All of the data that follows should be retyped exactly, please, except the pictures.

**RAW RECORDS**
□ □ □ □ □ □ □
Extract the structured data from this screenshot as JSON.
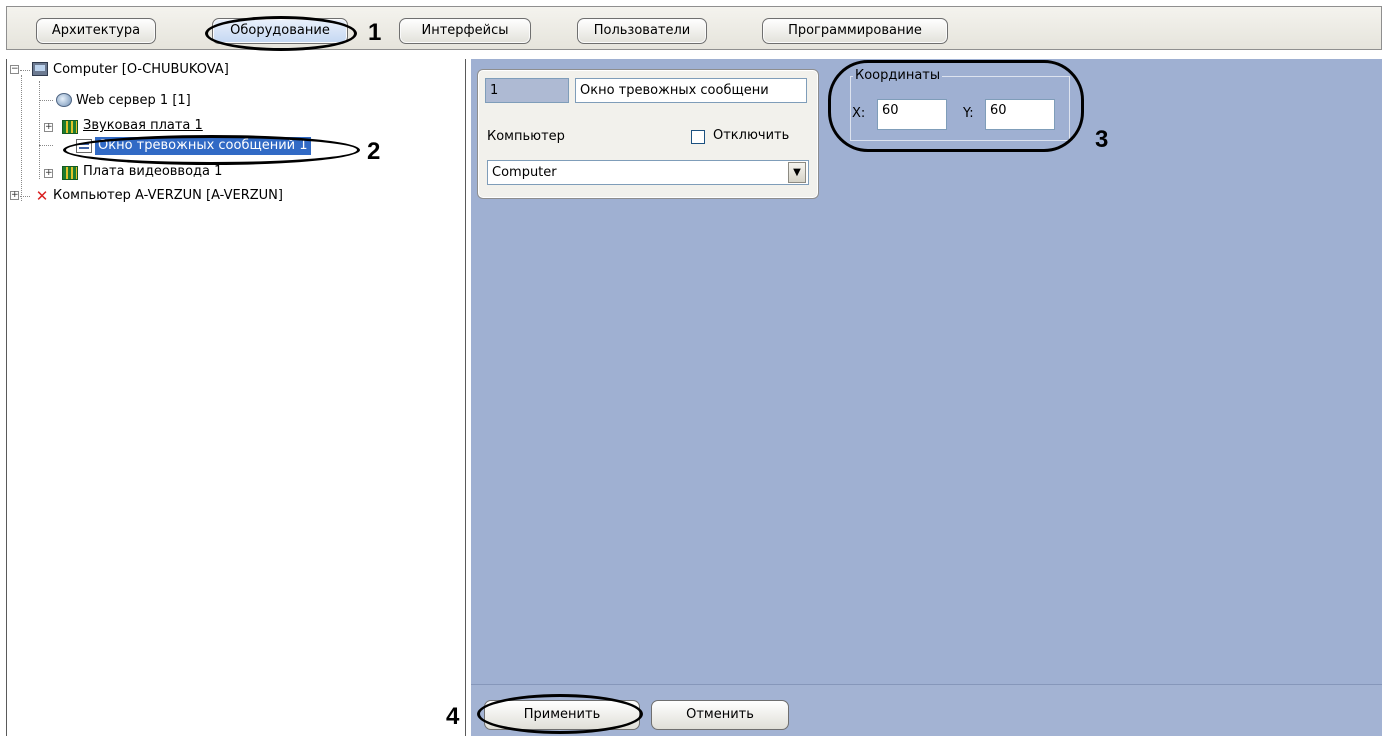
{
  "tabs": [
    {
      "label": "Архитектура"
    },
    {
      "label": "Оборудование"
    },
    {
      "label": "Интерфейсы"
    },
    {
      "label": "Пользователи"
    },
    {
      "label": "Программирование"
    }
  ],
  "markers": {
    "m1": "1",
    "m2": "2",
    "m3": "3",
    "m4": "4"
  },
  "tree": {
    "computer": "Computer [O-CHUBUKOVA]",
    "web_server": "Web сервер 1 [1]",
    "sound_card": "Звуковая плата 1",
    "alarm_window": "Окно тревожных сообщений 1",
    "video_card": "Плата видеоввода 1",
    "remote_computer": "Компьютер A-VERZUN [A-VERZUN]"
  },
  "form": {
    "id_value": "1",
    "name_value": "Окно тревожных сообщени",
    "computer_label": "Компьютер",
    "disable_label": "Отключить",
    "disable_checked": false,
    "computer_select": "Computer"
  },
  "coordinates": {
    "legend": "Координаты",
    "x_label": "X:",
    "x_value": "60",
    "y_label": "Y:",
    "y_value": "60"
  },
  "buttons": {
    "apply": "Применить",
    "cancel": "Отменить"
  },
  "colors": {
    "panel_bg": "#9fb0d2",
    "selection_bg": "#316ac5",
    "active_tab": "#c4d7f2"
  }
}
□ □ □ □ □ □ □
**RESPONSE BELOW**
Extract the structured data from this screenshot as JSON.
{
  "tabs": [
    {
      "label": "Архитектура"
    },
    {
      "label": "Оборудование"
    },
    {
      "label": "Интерфейсы"
    },
    {
      "label": "Пользователи"
    },
    {
      "label": "Программирование"
    }
  ],
  "markers": {
    "m1": "1",
    "m2": "2",
    "m3": "3",
    "m4": "4"
  },
  "tree": {
    "computer": "Computer [O-CHUBUKOVA]",
    "web_server": "Web сервер 1 [1]",
    "sound_card": "Звуковая плата 1",
    "alarm_window": "Окно тревожных сообщений 1",
    "video_card": "Плата видеоввода 1",
    "remote_computer": "Компьютер A-VERZUN [A-VERZUN]"
  },
  "form": {
    "id_value": "1",
    "name_value": "Окно тревожных сообщени",
    "computer_label": "Компьютер",
    "disable_label": "Отключить",
    "disable_checked": false,
    "computer_select": "Computer"
  },
  "coordinates": {
    "legend": "Координаты",
    "x_label": "X:",
    "x_value": "60",
    "y_label": "Y:",
    "y_value": "60"
  },
  "buttons": {
    "apply": "Применить",
    "cancel": "Отменить"
  },
  "colors": {
    "panel_bg": "#9fb0d2",
    "selection_bg": "#316ac5",
    "active_tab": "#c4d7f2"
  }
}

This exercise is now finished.